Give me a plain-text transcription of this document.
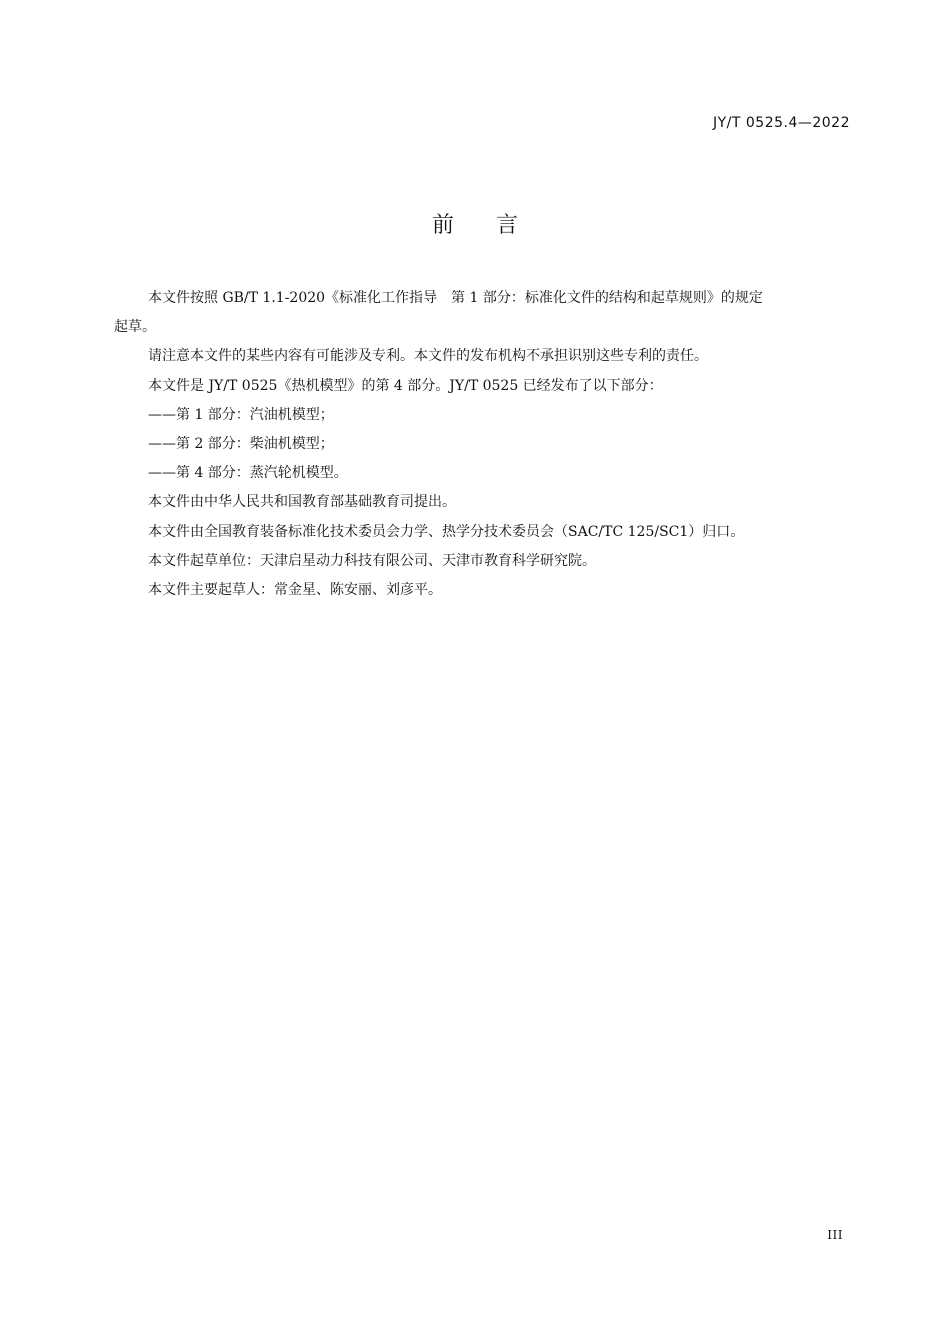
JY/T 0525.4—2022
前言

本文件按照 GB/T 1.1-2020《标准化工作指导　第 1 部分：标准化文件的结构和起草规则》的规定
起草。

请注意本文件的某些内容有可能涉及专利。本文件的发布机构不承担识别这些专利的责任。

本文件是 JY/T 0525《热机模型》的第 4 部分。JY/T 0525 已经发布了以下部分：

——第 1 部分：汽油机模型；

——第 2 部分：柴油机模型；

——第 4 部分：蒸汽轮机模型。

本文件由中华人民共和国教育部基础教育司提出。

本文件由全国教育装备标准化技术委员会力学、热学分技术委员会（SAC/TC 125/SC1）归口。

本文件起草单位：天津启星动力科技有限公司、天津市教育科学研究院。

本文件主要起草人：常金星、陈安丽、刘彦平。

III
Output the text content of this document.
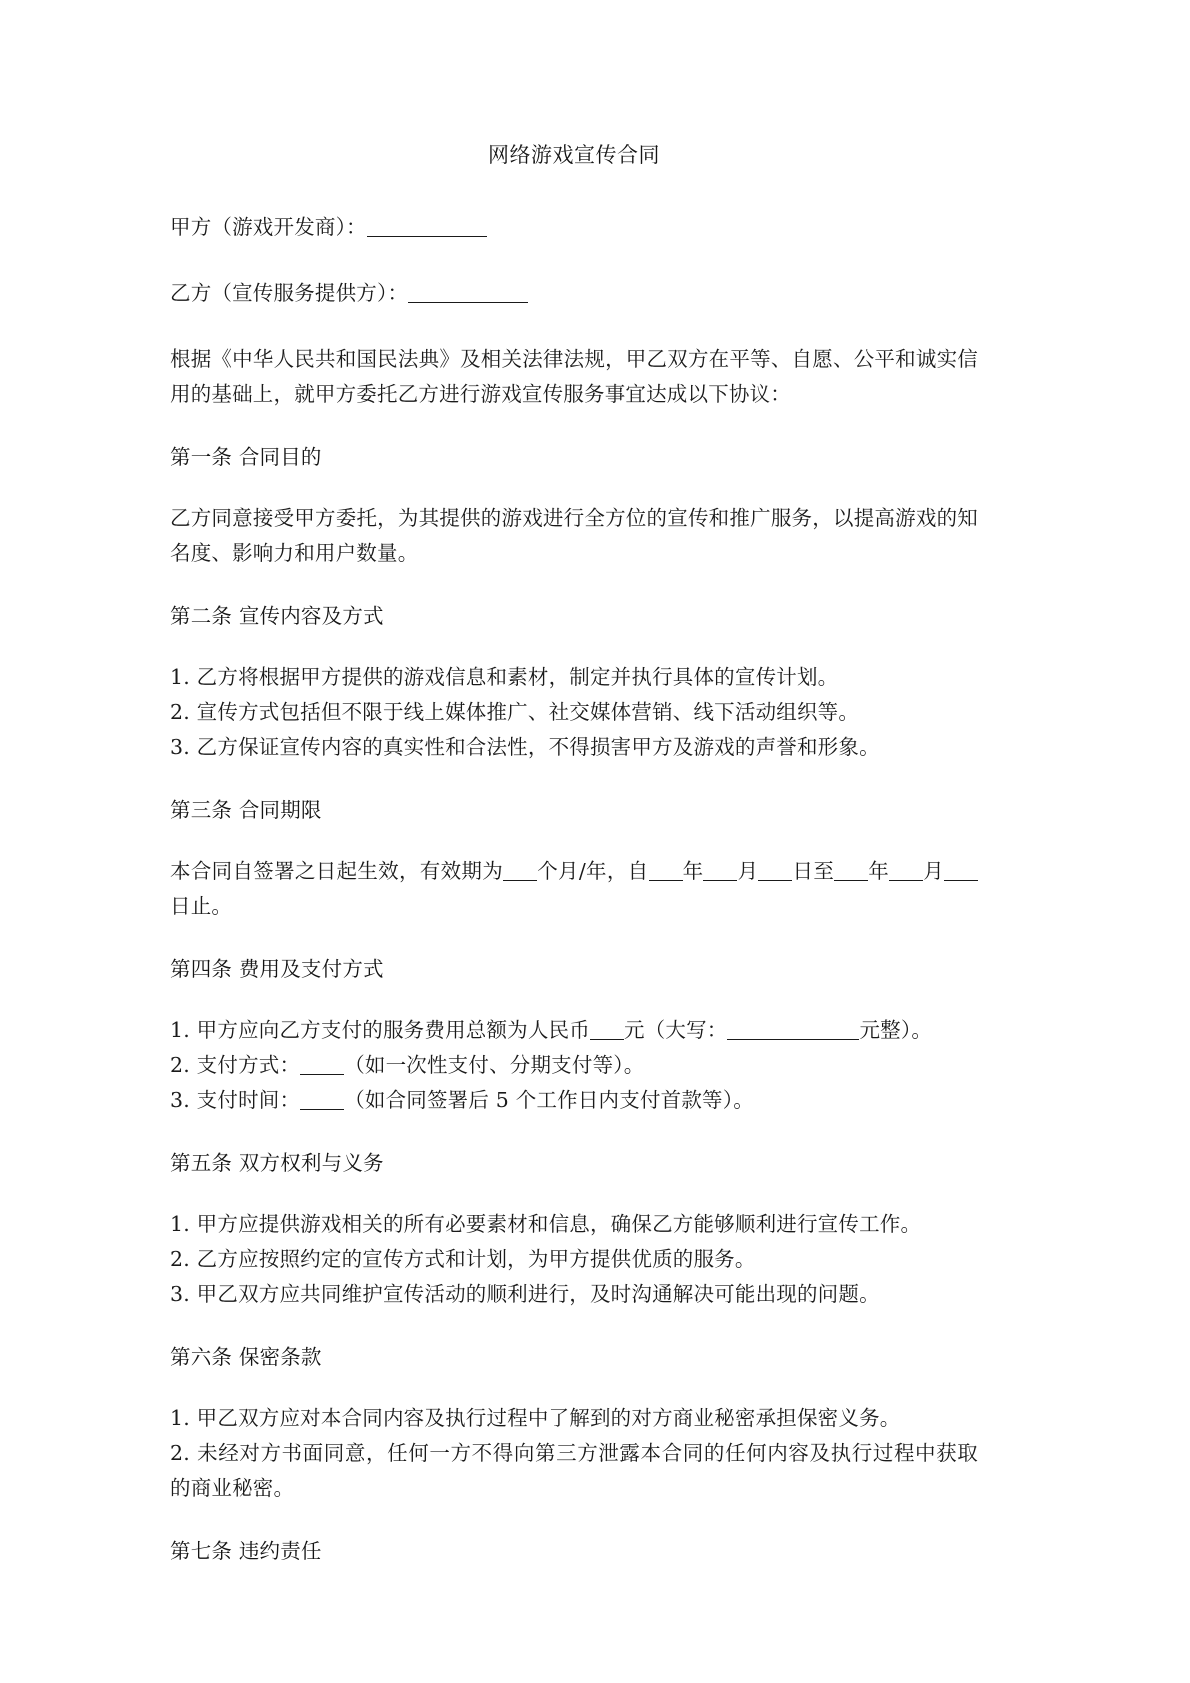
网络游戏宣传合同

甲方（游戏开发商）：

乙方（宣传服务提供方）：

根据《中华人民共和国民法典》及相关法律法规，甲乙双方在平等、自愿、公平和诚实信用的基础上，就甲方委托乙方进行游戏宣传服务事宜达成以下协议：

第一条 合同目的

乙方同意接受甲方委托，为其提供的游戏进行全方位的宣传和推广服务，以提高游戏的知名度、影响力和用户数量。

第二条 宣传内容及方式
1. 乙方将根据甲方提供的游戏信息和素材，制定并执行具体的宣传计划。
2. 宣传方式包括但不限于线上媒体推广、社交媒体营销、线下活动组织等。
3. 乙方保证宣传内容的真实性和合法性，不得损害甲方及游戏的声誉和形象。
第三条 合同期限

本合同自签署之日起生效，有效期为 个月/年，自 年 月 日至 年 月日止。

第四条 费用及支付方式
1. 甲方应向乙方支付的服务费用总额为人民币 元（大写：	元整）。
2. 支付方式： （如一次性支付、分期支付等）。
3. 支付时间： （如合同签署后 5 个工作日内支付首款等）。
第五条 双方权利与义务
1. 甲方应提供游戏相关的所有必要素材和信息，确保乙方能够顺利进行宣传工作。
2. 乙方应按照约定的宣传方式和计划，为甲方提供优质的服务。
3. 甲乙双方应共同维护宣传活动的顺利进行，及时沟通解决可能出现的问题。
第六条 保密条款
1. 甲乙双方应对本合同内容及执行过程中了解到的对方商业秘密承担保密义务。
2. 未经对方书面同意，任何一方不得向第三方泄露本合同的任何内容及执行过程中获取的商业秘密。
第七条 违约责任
☆ ☆ ☆ ☆ ☆
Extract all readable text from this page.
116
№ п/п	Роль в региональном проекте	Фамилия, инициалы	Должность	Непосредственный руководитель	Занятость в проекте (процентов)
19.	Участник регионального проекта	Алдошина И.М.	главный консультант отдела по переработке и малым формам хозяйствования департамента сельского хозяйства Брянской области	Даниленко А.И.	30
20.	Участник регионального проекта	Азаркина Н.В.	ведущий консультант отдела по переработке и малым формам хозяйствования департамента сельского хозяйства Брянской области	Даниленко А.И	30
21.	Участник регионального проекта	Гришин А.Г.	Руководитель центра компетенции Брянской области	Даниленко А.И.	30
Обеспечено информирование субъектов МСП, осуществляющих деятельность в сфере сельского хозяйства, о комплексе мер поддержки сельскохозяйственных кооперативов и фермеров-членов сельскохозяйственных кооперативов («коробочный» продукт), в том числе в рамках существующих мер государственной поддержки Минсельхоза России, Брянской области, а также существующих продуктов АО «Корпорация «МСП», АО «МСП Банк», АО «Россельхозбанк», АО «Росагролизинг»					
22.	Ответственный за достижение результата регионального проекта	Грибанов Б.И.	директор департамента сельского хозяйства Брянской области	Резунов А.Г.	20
☆ ☆ ☆ ☆ ☆
◆ Exercise prompt ◆
From the entries above, copy every line containing the word "формам".

◆ Task output ◆
19.	Участник регионального проекта	Алдошина И.М.	главный консультант отдела по переработке и малым формам хозяйствования департамента сельского хозяйства Брянской области	Даниленко А.И.	30
20.	Участник регионального проекта	Азаркина Н.В.	ведущий консультант отдела по переработке и малым формам хозяйствования департамента сельского хозяйства Брянской области	Даниленко А.И	30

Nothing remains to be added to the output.